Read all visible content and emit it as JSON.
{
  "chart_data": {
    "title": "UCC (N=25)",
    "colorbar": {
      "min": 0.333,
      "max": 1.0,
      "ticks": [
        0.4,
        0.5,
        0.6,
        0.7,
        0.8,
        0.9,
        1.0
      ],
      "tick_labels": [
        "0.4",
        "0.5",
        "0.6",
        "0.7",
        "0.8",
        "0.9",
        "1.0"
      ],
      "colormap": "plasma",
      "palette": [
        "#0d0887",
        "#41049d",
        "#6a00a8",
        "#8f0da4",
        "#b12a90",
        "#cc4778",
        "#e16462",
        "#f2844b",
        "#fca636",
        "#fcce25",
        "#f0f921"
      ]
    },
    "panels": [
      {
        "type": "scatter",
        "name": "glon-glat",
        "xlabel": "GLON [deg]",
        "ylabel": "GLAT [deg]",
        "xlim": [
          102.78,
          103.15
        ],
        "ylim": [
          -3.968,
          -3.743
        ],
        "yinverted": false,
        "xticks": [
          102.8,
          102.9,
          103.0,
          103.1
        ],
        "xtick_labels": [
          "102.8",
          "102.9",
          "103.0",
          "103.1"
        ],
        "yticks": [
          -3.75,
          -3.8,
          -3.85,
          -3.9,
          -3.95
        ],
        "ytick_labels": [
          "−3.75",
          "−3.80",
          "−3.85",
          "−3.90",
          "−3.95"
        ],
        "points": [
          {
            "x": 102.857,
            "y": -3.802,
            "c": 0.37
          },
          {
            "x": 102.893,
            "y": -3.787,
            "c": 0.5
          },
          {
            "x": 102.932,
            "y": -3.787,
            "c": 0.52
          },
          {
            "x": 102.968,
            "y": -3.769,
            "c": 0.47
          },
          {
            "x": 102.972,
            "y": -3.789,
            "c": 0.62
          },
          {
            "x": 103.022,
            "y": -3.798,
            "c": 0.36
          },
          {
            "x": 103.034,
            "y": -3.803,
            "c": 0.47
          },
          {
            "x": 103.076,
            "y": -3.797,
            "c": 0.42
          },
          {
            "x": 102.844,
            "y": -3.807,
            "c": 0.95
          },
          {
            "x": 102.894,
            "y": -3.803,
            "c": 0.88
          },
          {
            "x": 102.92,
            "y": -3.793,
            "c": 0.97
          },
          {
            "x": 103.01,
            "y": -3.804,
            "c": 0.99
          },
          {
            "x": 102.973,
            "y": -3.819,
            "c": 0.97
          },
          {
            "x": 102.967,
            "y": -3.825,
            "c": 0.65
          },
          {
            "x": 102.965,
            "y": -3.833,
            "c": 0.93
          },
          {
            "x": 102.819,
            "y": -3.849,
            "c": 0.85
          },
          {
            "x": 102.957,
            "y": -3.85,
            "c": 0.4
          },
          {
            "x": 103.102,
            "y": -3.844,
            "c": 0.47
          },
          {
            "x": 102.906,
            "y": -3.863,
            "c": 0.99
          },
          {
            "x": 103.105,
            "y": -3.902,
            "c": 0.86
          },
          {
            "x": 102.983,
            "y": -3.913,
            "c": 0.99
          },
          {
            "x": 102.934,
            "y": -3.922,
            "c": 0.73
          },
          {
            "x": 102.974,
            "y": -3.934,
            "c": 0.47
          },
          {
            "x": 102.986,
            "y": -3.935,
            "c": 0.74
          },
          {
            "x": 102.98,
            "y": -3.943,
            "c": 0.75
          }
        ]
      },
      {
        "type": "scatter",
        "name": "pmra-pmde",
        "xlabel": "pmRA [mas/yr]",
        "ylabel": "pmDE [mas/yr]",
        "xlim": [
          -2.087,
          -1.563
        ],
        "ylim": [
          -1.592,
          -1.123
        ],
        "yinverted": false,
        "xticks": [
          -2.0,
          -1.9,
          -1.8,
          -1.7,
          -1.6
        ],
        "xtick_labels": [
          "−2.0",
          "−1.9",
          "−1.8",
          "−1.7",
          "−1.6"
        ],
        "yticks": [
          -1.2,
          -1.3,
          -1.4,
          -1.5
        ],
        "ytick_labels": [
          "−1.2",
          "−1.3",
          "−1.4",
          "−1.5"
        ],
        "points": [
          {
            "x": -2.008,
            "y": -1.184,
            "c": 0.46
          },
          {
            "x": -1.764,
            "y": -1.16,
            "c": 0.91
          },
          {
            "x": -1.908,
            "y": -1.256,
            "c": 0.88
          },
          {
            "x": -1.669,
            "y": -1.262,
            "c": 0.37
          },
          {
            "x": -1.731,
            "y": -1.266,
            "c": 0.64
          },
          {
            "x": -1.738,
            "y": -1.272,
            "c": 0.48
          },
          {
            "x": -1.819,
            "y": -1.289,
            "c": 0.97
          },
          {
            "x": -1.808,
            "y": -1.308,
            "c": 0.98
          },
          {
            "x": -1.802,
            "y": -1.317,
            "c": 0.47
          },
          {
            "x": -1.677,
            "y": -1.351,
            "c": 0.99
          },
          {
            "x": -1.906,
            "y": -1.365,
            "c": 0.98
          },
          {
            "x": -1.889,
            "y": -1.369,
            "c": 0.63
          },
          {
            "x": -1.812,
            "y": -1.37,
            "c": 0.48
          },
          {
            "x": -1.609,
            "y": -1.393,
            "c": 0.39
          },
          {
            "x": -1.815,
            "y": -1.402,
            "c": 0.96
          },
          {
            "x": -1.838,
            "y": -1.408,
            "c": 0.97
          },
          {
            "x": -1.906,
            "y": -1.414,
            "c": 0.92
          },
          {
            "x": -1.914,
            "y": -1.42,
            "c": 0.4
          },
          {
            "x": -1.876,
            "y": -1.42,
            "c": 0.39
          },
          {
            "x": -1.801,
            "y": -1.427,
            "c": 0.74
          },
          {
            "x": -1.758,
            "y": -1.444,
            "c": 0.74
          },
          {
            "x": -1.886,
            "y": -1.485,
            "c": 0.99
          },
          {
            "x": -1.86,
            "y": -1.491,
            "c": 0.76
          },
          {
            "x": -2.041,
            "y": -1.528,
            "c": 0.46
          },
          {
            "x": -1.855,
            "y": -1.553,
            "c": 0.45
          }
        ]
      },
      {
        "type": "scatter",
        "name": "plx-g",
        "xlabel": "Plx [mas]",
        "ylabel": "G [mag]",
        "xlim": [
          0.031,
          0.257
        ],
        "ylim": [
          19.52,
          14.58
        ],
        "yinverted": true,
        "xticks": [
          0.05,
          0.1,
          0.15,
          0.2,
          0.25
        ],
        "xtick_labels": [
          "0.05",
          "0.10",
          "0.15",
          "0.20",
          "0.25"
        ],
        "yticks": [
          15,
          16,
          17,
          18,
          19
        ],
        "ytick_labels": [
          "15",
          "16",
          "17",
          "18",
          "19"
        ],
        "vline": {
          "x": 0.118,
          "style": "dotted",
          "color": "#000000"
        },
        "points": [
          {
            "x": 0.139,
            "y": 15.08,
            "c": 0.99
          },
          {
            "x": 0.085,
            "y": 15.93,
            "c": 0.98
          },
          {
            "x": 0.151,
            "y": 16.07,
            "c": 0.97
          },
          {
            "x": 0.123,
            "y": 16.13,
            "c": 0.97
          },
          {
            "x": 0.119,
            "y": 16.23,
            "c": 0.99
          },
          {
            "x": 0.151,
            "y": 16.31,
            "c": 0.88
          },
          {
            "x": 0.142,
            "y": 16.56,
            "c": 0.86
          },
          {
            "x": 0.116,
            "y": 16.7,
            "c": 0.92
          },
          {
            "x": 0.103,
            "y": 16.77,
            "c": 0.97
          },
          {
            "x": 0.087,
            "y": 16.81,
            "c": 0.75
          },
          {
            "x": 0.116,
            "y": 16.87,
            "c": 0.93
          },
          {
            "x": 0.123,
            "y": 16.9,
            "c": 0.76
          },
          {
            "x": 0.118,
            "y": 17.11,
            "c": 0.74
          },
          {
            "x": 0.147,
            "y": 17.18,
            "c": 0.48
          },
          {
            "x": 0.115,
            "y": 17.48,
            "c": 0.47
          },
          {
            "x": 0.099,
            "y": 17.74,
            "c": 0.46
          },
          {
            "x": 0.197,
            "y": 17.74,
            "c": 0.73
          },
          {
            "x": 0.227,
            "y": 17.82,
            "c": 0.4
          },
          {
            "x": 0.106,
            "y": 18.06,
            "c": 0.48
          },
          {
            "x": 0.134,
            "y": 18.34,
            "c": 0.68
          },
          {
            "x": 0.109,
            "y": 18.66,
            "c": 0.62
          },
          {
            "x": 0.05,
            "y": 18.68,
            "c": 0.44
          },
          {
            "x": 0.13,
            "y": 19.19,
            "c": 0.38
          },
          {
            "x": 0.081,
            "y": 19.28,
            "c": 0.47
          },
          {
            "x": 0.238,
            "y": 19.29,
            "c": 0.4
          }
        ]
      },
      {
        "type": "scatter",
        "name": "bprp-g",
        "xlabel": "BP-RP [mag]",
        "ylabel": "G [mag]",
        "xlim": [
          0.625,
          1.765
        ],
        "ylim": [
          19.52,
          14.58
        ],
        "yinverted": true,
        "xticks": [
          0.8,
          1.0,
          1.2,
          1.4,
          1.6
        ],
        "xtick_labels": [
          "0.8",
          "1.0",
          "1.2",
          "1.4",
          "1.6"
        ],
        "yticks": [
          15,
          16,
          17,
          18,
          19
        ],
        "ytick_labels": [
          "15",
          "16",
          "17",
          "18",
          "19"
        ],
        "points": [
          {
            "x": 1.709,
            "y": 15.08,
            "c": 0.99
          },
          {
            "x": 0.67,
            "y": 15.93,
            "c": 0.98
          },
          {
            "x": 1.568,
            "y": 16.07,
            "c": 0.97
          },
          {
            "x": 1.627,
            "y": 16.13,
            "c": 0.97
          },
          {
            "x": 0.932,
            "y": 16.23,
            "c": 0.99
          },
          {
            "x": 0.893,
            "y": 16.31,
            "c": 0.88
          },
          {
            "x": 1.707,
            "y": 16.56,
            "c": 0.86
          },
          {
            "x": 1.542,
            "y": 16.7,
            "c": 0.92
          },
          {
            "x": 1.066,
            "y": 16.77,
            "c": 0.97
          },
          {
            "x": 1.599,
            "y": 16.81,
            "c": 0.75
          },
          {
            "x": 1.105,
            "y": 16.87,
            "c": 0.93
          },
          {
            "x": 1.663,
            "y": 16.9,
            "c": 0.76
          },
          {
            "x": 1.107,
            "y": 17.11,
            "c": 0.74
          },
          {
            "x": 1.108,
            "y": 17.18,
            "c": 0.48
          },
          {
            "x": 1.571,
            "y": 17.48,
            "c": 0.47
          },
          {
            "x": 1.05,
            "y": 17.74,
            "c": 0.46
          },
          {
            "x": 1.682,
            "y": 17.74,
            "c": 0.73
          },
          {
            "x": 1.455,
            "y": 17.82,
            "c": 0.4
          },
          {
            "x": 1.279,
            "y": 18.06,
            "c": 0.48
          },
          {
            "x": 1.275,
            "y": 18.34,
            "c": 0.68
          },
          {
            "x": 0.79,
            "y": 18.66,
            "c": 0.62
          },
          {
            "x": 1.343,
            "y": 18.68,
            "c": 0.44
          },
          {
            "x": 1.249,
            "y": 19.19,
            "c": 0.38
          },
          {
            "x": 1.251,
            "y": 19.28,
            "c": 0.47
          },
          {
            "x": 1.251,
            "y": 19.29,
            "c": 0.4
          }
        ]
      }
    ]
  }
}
----------
Go over the records above line by line and count those holding the word "name". Reply only with the number.

• [Exercise response]: 4